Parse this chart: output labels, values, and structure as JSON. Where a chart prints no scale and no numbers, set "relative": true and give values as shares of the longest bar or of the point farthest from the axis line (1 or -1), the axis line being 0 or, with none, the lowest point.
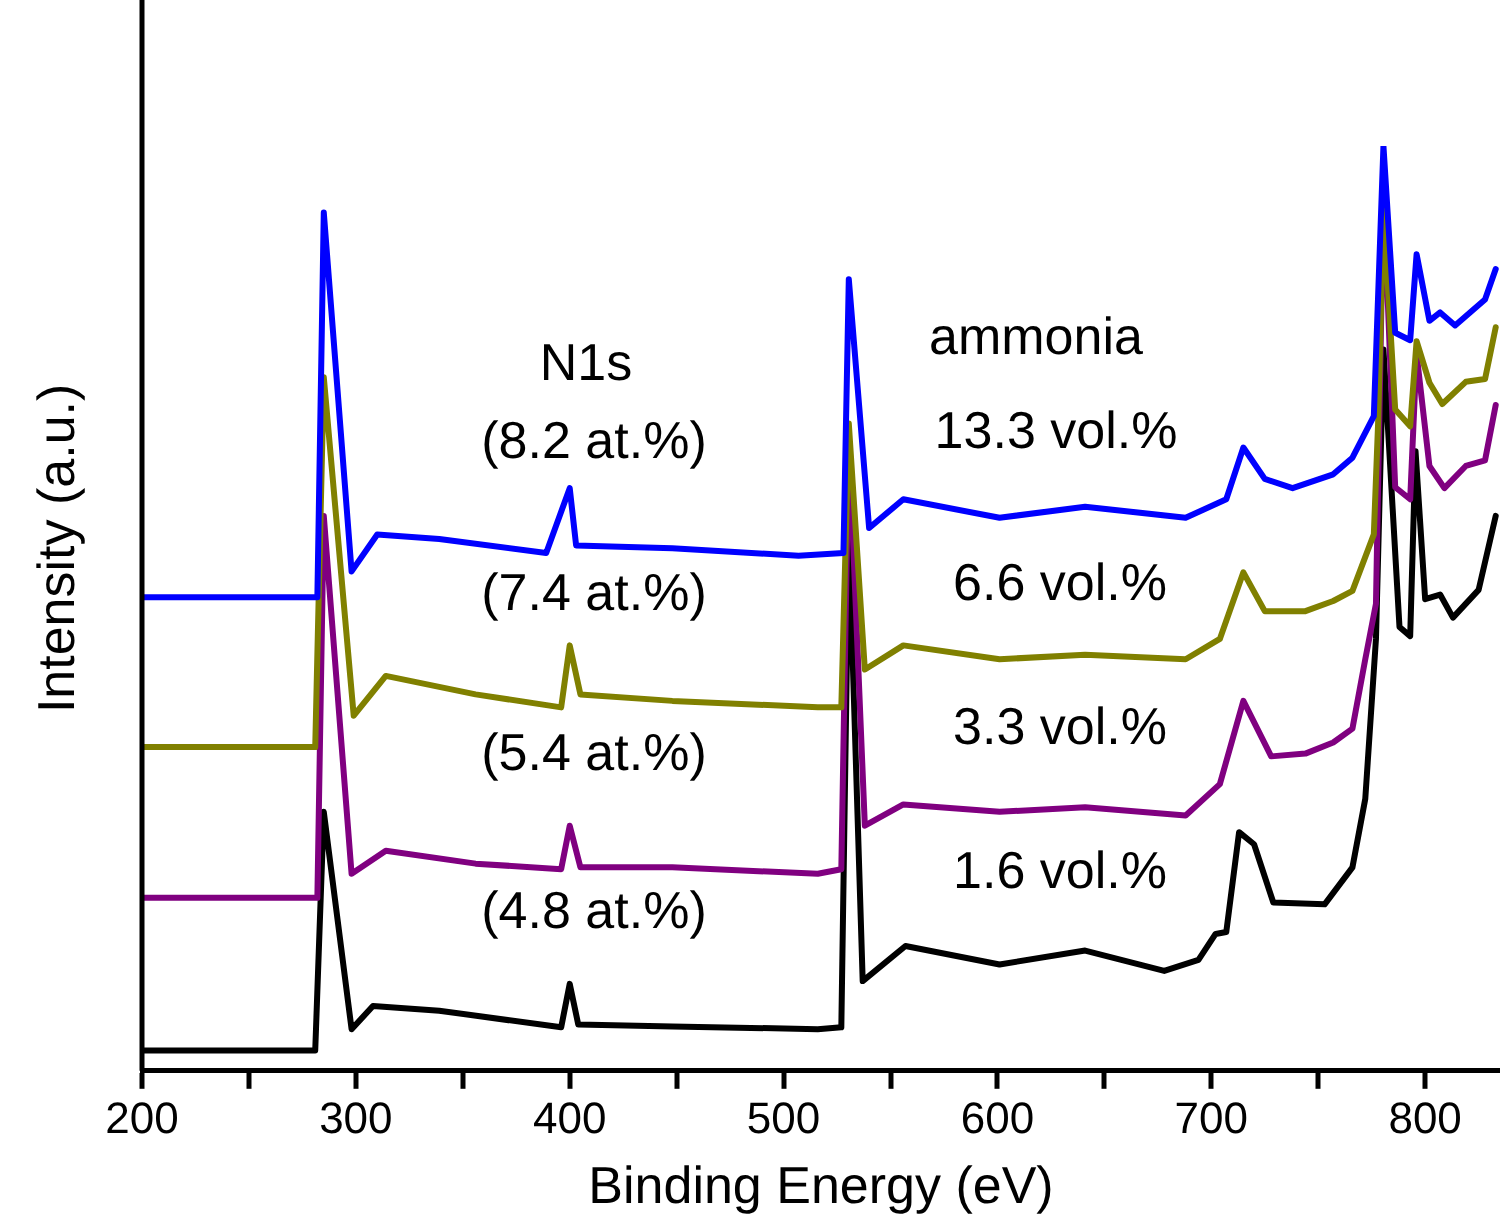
{
  "chart_data": {
    "type": "line",
    "xlabel": "Binding Energy (eV)",
    "ylabel": "Intensity (a.u.)",
    "relative": true,
    "xlim": [
      200,
      835
    ],
    "xticks": [
      200,
      {
        "value": 250,
        "label": null
      },
      300,
      {
        "value": 350,
        "label": null
      },
      400,
      {
        "value": 450,
        "label": null
      },
      500,
      {
        "value": 550,
        "label": null
      },
      600,
      {
        "value": 650,
        "label": null
      },
      700,
      {
        "value": 750,
        "label": null
      },
      800
    ],
    "grid": false,
    "legend": false,
    "marker": "none",
    "line_style": "solid",
    "series": [
      {
        "color": "#0000ff",
        "x": [
          200,
          282,
          285,
          298,
          310,
          339,
          389,
          400,
          403,
          448,
          507,
          528,
          530.5,
          540,
          556,
          601,
          641,
          688,
          707,
          715,
          725,
          738,
          757,
          766,
          776,
          780.5,
          786,
          793,
          796,
          802,
          807,
          814,
          828,
          833
        ],
        "values": [
          0.512,
          0.512,
          0.928,
          0.54,
          0.58,
          0.575,
          0.56,
          0.63,
          0.568,
          0.565,
          0.557,
          0.56,
          0.856,
          0.587,
          0.618,
          0.598,
          0.61,
          0.598,
          0.618,
          0.674,
          0.64,
          0.63,
          0.645,
          0.663,
          0.708,
          1.0,
          0.798,
          0.79,
          0.883,
          0.811,
          0.82,
          0.806,
          0.834,
          0.867
        ]
      },
      {
        "color": "#808000",
        "x": [
          200,
          281,
          285,
          299,
          314,
          356,
          396,
          400,
          405,
          448,
          516,
          527,
          530.5,
          538,
          556,
          601,
          641,
          688,
          704,
          715,
          725,
          744,
          757,
          766,
          776,
          778,
          780.5,
          786,
          793,
          796,
          802,
          808,
          819,
          828,
          833
        ],
        "values": [
          0.35,
          0.35,
          0.75,
          0.384,
          0.427,
          0.407,
          0.393,
          0.46,
          0.407,
          0.4,
          0.393,
          0.393,
          0.7,
          0.434,
          0.46,
          0.445,
          0.45,
          0.445,
          0.467,
          0.539,
          0.497,
          0.497,
          0.508,
          0.519,
          0.58,
          0.7,
          0.93,
          0.715,
          0.697,
          0.789,
          0.744,
          0.721,
          0.745,
          0.748,
          0.804
        ]
      },
      {
        "color": "#800080",
        "x": [
          200,
          282,
          285,
          298,
          314,
          356,
          396,
          400,
          405,
          448,
          516,
          527,
          530.5,
          538,
          556,
          601,
          641,
          688,
          704,
          715,
          728,
          744,
          757,
          766,
          772,
          777,
          780.5,
          786,
          793,
          796,
          802,
          809,
          819,
          828,
          833
        ],
        "values": [
          0.187,
          0.187,
          0.6,
          0.213,
          0.238,
          0.224,
          0.218,
          0.265,
          0.22,
          0.22,
          0.213,
          0.218,
          0.685,
          0.265,
          0.288,
          0.28,
          0.285,
          0.276,
          0.31,
          0.4,
          0.34,
          0.343,
          0.355,
          0.37,
          0.445,
          0.505,
          0.95,
          0.631,
          0.618,
          0.775,
          0.654,
          0.63,
          0.654,
          0.66,
          0.72
        ]
      },
      {
        "color": "#000000",
        "x": [
          200,
          281,
          285,
          298,
          308,
          339,
          396,
          400,
          404,
          448,
          516,
          527,
          530.5,
          537,
          557,
          601,
          641,
          678,
          694,
          702,
          707,
          713,
          720,
          729,
          753,
          766,
          772,
          777,
          780.5,
          788,
          793,
          795.5,
          800,
          807,
          813,
          825,
          833
        ],
        "values": [
          0.022,
          0.022,
          0.28,
          0.045,
          0.07,
          0.065,
          0.047,
          0.094,
          0.05,
          0.048,
          0.045,
          0.047,
          0.58,
          0.097,
          0.135,
          0.115,
          0.13,
          0.108,
          0.12,
          0.148,
          0.15,
          0.258,
          0.245,
          0.182,
          0.18,
          0.22,
          0.294,
          0.467,
          0.78,
          0.48,
          0.47,
          0.67,
          0.51,
          0.515,
          0.49,
          0.52,
          0.6
        ]
      }
    ],
    "annotations": [
      "N1s",
      "(8.2 at.%)",
      "(7.4 at.%)",
      "(5.4 at.%)",
      "(4.8 at.%)",
      "ammonia",
      "13.3 vol.%",
      "6.6 vol.%",
      "3.3 vol.%",
      "1.6 vol.%"
    ]
  }
}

To do
From the listing above, pick out each line where the word "color" appears.

Full solution
        "color": "#0000ff",
        "color": "#808000",
        "color": "#800080",
        "color": "#000000",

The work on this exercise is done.